+++ RECORD LIST
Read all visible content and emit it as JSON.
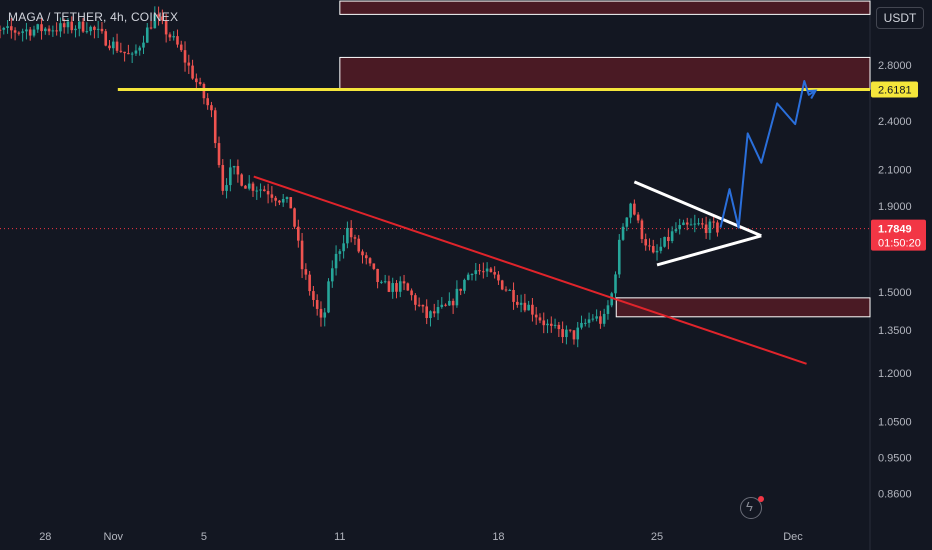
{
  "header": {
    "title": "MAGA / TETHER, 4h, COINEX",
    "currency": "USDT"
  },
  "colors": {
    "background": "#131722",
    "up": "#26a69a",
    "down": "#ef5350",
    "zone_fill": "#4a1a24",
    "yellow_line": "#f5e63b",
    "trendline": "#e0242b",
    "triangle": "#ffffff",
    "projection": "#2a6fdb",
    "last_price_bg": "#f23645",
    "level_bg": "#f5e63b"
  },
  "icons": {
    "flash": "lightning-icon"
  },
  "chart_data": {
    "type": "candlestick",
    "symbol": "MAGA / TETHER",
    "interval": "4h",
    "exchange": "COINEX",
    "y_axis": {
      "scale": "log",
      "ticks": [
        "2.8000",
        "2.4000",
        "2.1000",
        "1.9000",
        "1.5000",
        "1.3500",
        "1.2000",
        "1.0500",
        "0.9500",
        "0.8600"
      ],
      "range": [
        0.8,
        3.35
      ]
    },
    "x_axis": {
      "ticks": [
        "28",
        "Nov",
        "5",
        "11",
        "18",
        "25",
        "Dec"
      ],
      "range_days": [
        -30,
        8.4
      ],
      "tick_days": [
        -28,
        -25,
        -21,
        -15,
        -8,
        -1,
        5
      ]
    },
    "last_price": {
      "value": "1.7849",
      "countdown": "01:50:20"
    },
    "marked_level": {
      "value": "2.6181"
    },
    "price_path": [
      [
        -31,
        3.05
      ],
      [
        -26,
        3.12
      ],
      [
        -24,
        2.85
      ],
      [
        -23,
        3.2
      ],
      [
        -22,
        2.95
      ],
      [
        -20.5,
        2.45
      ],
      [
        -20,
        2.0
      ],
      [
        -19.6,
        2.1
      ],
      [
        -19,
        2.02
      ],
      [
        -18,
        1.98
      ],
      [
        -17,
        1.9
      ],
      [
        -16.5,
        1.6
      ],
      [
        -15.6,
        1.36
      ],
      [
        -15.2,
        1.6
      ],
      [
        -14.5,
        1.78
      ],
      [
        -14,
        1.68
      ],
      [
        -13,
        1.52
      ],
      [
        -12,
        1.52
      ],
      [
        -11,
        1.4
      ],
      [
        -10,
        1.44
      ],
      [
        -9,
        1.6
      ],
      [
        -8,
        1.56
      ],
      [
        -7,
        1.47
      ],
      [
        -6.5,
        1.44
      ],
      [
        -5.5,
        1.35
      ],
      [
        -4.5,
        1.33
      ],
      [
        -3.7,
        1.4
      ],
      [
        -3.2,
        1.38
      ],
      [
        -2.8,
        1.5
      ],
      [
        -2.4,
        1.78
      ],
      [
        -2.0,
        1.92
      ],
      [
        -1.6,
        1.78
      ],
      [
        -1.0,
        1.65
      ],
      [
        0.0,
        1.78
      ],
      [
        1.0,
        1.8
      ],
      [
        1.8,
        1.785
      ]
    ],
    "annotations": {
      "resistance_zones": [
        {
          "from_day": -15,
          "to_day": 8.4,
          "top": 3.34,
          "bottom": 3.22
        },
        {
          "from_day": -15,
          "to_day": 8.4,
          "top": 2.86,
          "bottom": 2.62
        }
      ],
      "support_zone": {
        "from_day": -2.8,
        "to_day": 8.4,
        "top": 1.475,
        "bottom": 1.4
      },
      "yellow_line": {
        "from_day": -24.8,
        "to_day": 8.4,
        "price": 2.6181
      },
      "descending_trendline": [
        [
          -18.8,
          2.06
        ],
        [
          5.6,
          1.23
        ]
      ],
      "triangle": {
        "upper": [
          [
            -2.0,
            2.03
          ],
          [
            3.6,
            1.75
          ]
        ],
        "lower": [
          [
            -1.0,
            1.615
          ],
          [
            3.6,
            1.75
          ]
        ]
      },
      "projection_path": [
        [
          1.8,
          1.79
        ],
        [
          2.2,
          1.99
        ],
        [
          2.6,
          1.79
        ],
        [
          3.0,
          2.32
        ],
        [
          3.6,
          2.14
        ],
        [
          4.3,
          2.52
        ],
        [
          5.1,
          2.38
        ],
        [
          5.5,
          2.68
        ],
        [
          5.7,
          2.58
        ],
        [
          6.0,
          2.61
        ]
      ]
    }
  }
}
++++++
+++ RECORD LIST
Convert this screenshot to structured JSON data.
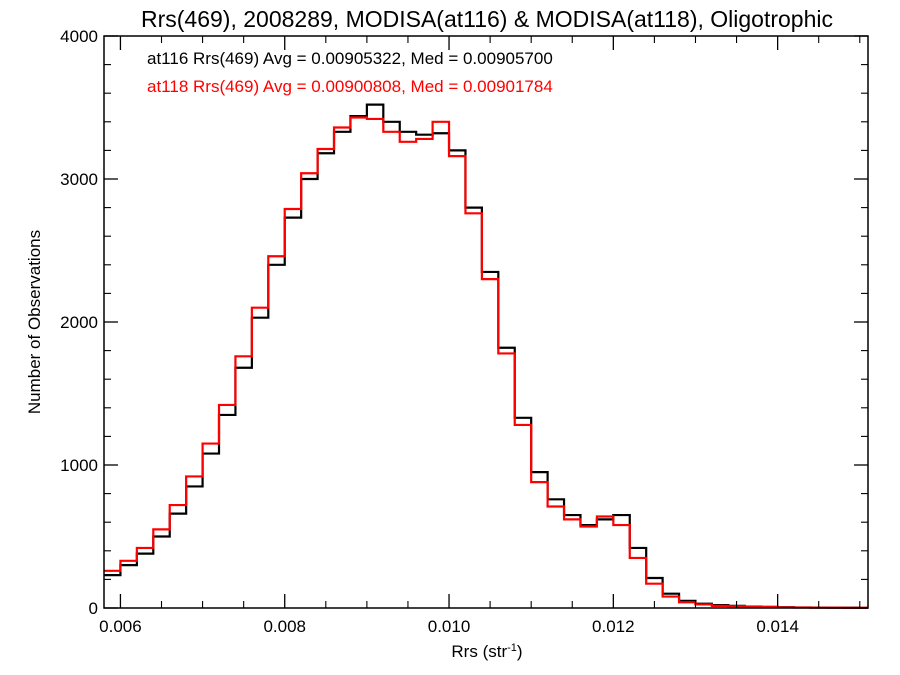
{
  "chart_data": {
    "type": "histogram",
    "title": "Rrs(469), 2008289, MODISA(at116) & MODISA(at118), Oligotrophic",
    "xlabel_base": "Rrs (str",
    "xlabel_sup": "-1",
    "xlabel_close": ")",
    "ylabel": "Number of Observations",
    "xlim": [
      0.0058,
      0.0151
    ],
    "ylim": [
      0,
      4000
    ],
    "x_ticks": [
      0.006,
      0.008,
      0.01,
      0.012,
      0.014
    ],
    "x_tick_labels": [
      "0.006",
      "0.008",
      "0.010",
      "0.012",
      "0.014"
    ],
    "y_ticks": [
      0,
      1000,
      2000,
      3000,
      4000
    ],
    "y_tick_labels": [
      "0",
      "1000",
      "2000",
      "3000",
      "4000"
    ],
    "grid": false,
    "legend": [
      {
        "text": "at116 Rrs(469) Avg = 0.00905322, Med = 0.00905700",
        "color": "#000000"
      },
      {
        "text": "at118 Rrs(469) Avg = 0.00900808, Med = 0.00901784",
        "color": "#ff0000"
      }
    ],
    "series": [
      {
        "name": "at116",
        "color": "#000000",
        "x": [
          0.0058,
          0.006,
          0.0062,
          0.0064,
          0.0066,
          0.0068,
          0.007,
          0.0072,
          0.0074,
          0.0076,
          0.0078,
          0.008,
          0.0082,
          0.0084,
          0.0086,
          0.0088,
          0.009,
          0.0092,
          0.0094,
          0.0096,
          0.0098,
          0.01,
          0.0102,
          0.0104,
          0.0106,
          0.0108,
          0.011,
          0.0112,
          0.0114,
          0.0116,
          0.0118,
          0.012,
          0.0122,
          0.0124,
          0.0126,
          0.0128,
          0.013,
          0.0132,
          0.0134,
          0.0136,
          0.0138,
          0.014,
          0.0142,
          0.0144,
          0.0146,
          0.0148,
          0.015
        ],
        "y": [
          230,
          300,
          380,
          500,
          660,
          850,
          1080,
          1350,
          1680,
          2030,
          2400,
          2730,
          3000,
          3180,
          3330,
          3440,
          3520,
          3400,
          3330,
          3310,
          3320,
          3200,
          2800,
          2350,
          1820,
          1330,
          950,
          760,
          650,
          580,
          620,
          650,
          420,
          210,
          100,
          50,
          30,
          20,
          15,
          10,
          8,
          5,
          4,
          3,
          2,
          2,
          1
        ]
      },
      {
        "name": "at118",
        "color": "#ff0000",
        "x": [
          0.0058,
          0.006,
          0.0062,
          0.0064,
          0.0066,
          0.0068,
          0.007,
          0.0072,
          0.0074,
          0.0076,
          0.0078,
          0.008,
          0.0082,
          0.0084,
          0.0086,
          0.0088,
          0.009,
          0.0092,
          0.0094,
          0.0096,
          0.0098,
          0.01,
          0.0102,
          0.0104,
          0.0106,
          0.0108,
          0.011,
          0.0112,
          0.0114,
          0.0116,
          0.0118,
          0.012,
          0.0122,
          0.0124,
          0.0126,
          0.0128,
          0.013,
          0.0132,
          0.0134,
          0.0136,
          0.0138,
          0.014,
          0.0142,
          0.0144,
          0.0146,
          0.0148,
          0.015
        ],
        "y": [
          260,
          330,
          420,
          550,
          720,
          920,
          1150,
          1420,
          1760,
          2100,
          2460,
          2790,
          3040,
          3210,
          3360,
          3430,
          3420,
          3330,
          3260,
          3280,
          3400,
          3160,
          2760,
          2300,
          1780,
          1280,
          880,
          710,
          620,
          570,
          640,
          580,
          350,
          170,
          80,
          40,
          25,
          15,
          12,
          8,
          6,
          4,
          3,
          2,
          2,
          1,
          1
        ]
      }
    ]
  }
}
++++++
■ OBJECTIVE ■
Show each line of the data that contains the string "text".

■ RESULT OF THIS TASK ■
        "text": "at116 Rrs(469) Avg = 0.00905322, Med = 0.00905700",
        "text": "at118 Rrs(469) Avg = 0.00900808, Med = 0.00901784",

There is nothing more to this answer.